[ESTRATTO DEL TESTO]:
11:34 giovedì 28.03.2024

Reportage - Missioni internazionali



foto di: Daniel Papagni
''Vogliamo il Kurdistan indipendente, come gli altri Paesi del mondo''
Intervista esclusiva con il generale Jamal Mortka: Occorre risolvere la questione curda e l'Italia potrebbe essere importante testimone
27-06-2016 - “Domani sarà sferrato l’attacco…” Così esordisce il capitano N., Peshmerga, padre di una bimba di un anno, mentre ci accompagna al campo in cui ci sta aspettando il Comandante dei Peshmerga, generale Jamal Mortka, considerato dal popolo curdo l’eroe che ha battuto il Daesh nella zona di Gwer.
“L’attacco, che sarà sferrato nella zona di Mosul, ci dice il capitano, è già stato programmato dai comandanti e …sarà seguito da uno ancora più pesante nei giorni prossimi”.
Mentre viaggiamo verso il comando dei Peshmerga, ci scambiamo poche parole su tale argomento, perché non può essere raccontato nei minimi particolari e, soprattutto, non possono essere rivelati i programmi decisi; però sappiamo che impiegherà due divisioni di cristiani Peshmerga insieme a rifugiati siriani curdi e che sarà un momento cruciale nella lotta contro il Daesh.
E così è stato: lunga preparazione, i cui risultati si sono poi conosciuti domenica 12 giugno scorso, con un attacco congiunto, truppe irachene e, per la prima volta, Apaches americani, nella Valle del Tigri, vicino a Qayyarah, a sud di Mosul.
rudaw.net/english/middleeast/iraq/130620162
Siamo in Iraq da poche ore e già entriamo nel cuore della questione per la quale abbiamo affrontato il viaggio: l’azione dei Peshmerga per difendere i confini del proprio territorio e respingere l’avanzata del Califfato.

[OBIETTIVI]:
a: Puoi riassumere in due frasi il reportage sui Peshmerga?
b: Puoi proseguire il reportage sui Peshmerga a partire dalla sua ultima frase?

[INFORMAZIONI FORNITE]:
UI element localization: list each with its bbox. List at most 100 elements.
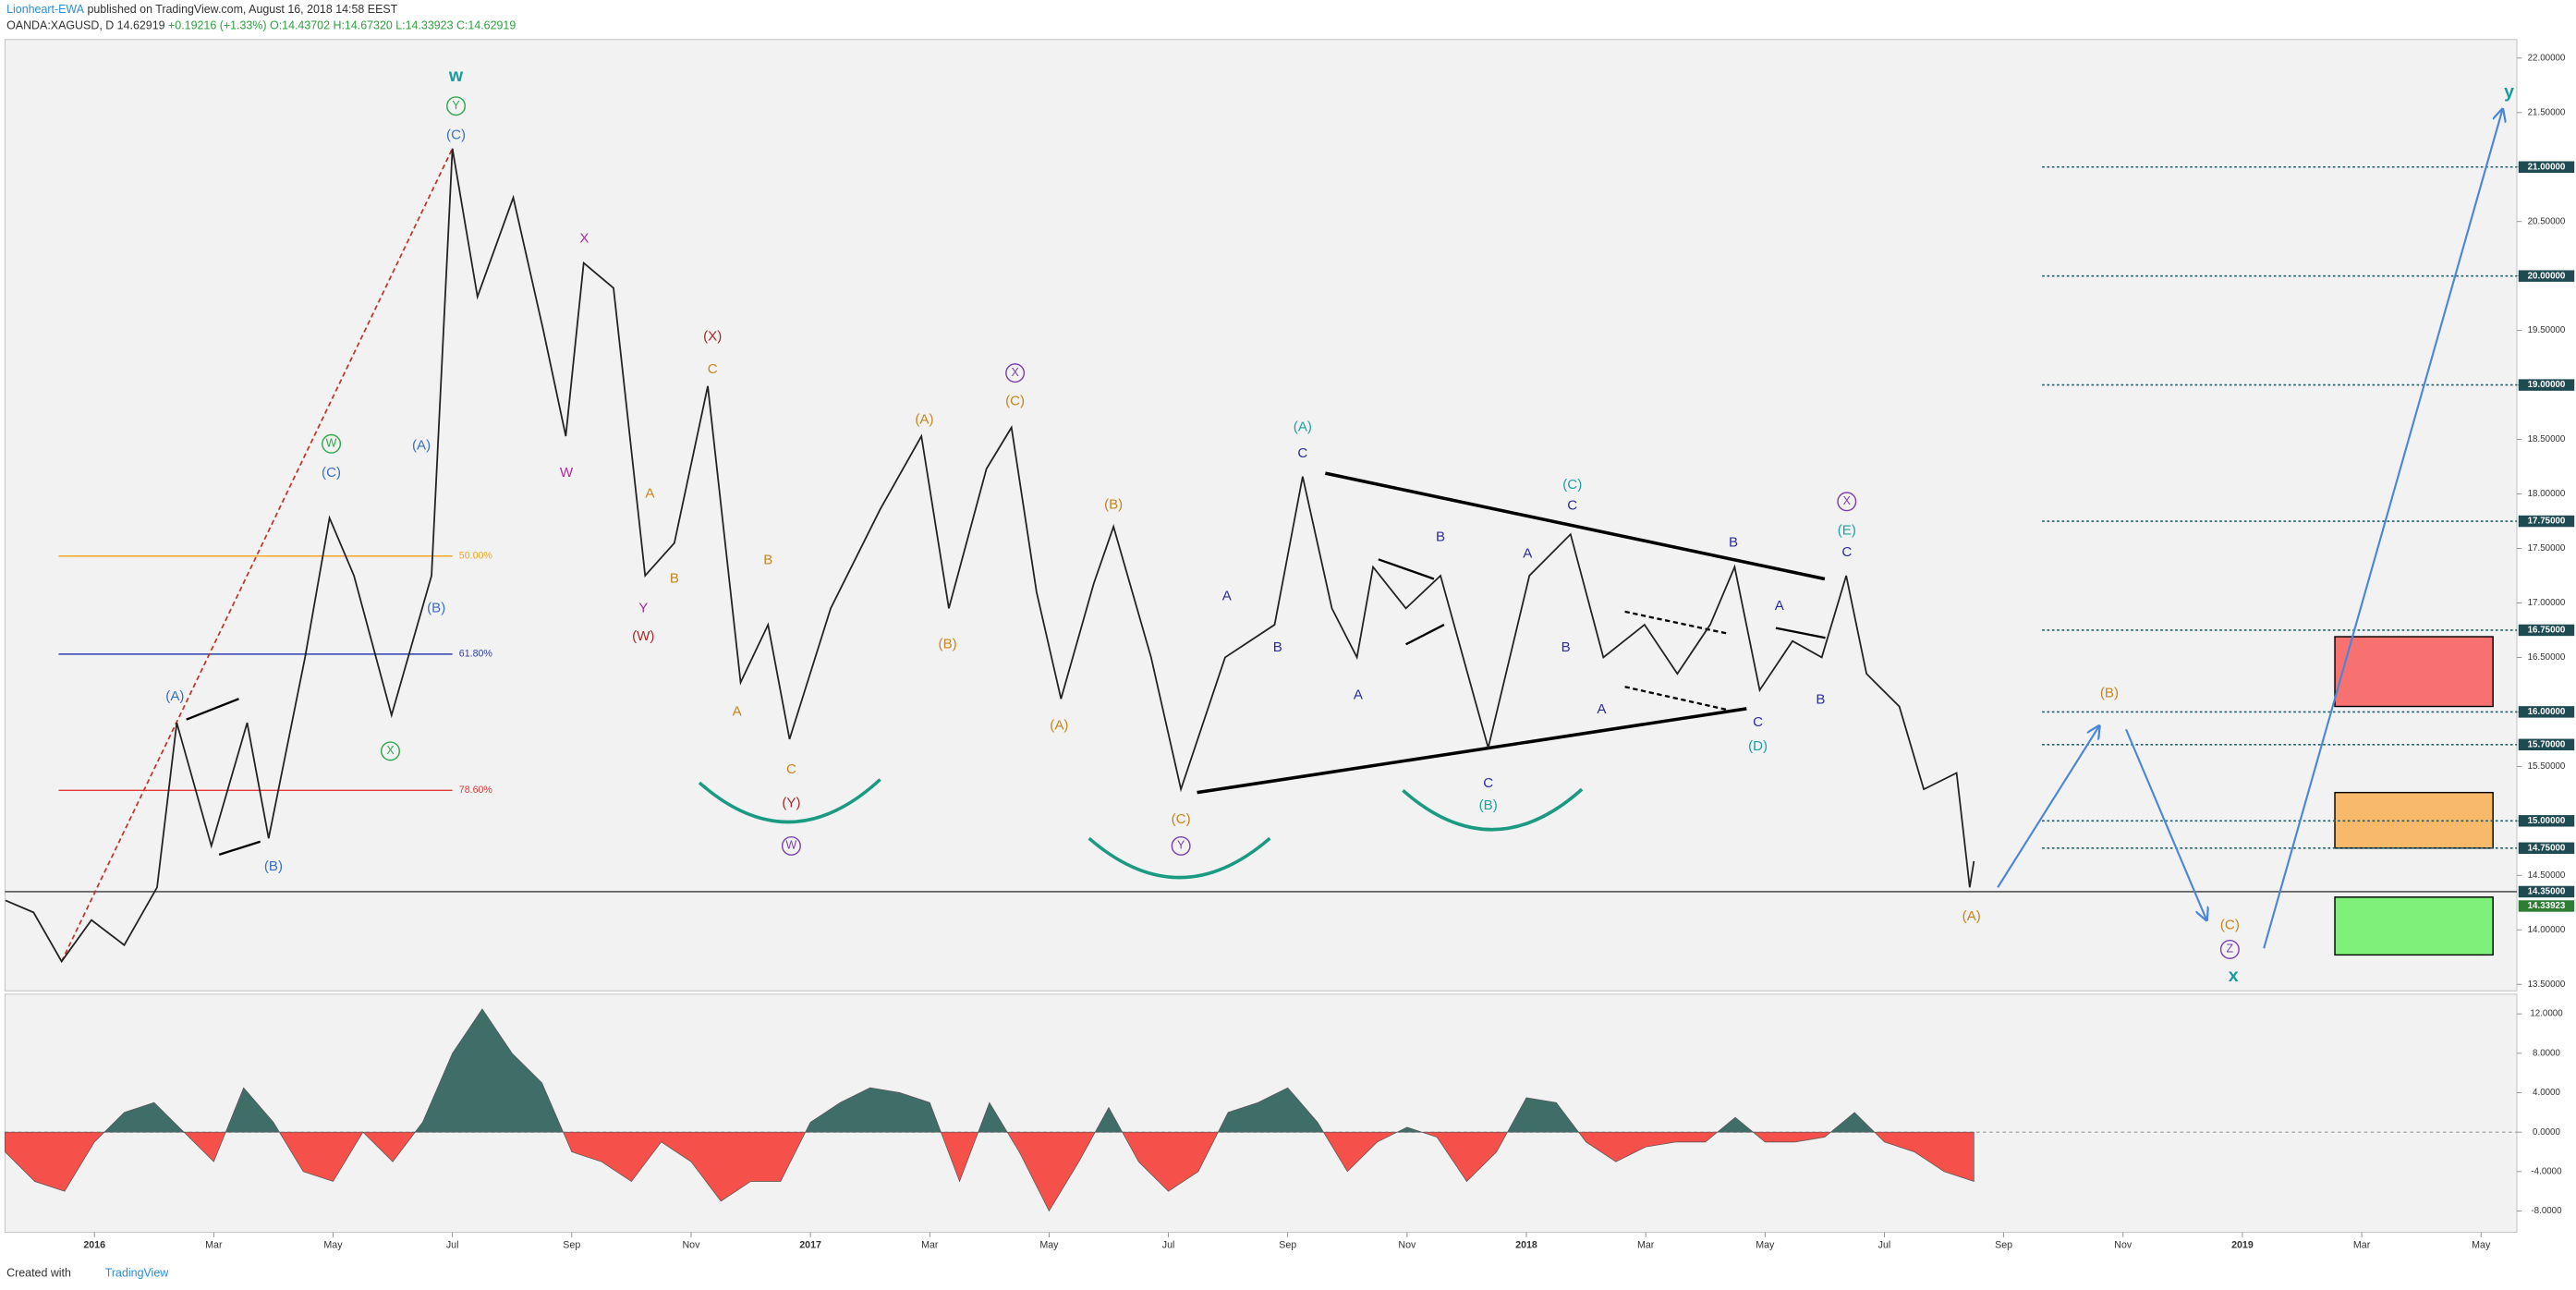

[RISPOSTE AI COMPITI]:
a: Il capitano N., un Peshmerga, annuncia un imminente attacco nella zona di Mosul mentre accompagna i giornalisti dal generale Jamal Mortka, considerato dal popolo curdo l'eroe che ha battuto il Daesh nella zona di Gwer. Dopo una lunga preparazione, i risultati si sono conosciuti domenica 12 giugno con un attacco congiunto di truppe irachene e, per la prima volta, Apache americani nella Valle del Tigri, vicino a Qayyarah, a sud di Mosul.

b:
Percorriamo la strada, controllata da alcuni check point e disseminata di alti dissuasori stradali sull’asfalto.
L’auto sobbalza, la velocità comunque non diminuisce, non si fermano davanti a nulla i Peshmerga, figuriamoci se un qualsiasi intoppo stradale li intimorisce.
Arriviamo nel luogo in cui il generale Mortka ci attende per l’intervista: un campo militare attrezzato.
Peshmerga ed Esercito Zaravani, tutti facenti parte delle forze armate Barzani.
Ci accolgono come se fossimo amici da lungo tempo.
Sorrisi, strette di mano vigorose, alcuni vestiti in uniformi regolari altri con l’abito il tradizionale; con grande cordialità, ci chiedono di essere fotografi insieme a loro ed al figlio di uno di loro, emblema di come sin da piccoli siano educati all'amore per il proprio Pese.
In un angolo della stanza, alcuni pregano Allah affinché li protegga nel corso delle loro operazioni in difesa della propria terra....l'attacco è programmato e sono decisi ad affrontare il nemico.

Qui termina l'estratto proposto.